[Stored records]
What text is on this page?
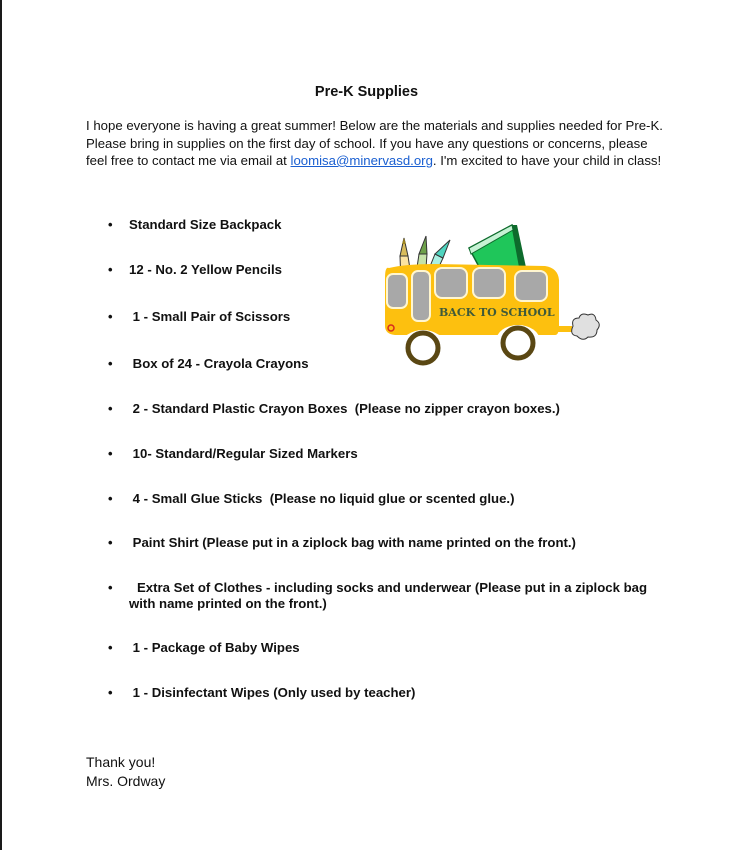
Pre-K Supplies
I hope everyone is having a great summer! Below are the materials and supplies needed for Pre-K. Please bring in supplies on the first day of school. If you have any questions or concerns, please feel free to contact me via email at loomisa@minervasd.org. I'm excited to have your child in class!
•	Standard Size Backpack
•	12 - No. 2 Yellow Pencils
•	1 - Small Pair of Scissors
•	Box of 24 - Crayola Crayons
•	2 - Standard Plastic Crayon Boxes  (Please no zipper crayon boxes.)
•	10- Standard/Regular Sized Markers
•	4 - Small Glue Sticks  (Please no liquid glue or scented glue.)
•	Paint Shirt (Please put in a ziplock bag with name printed on the front.)
•	Extra Set of Clothes - including socks and underwear (Please put in a ziplock bag with name printed on the front.)
•	1 - Package of Baby Wipes
•	1 - Disinfectant Wipes (Only used by teacher)
Thank you!
Mrs. Ordway
BACK TO SCHOOL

▶ [Task statement]: Reproduce the material in full, word for word, and omit the pictures.

▶ [Output for this exercise]:
What text is on this page?
Pre-K Supplies
I hope everyone is having a great summer! Below are the materials and supplies needed for Pre-K. Please bring in supplies on the first day of school. If you have any questions or concerns, please feel free to contact me via email at loomisa@minervasd.org. I'm excited to have your child in class!
•	Standard Size Backpack
•	12 - No. 2 Yellow Pencils
•	1 - Small Pair of Scissors
•	Box of 24 - Crayola Crayons
•	2 - Standard Plastic Crayon Boxes  (Please no zipper crayon boxes.)
•	10- Standard/Regular Sized Markers
•	4 - Small Glue Sticks  (Please no liquid glue or scented glue.)
•	Paint Shirt (Please put in a ziplock bag with name printed on the front.)
•	Extra Set of Clothes - including socks and underwear (Please put in a ziplock bag with name printed on the front.)
•	1 - Package of Baby Wipes
•	1 - Disinfectant Wipes (Only used by teacher)
Thank you!
Mrs. Ordway
BACK TO SCHOOL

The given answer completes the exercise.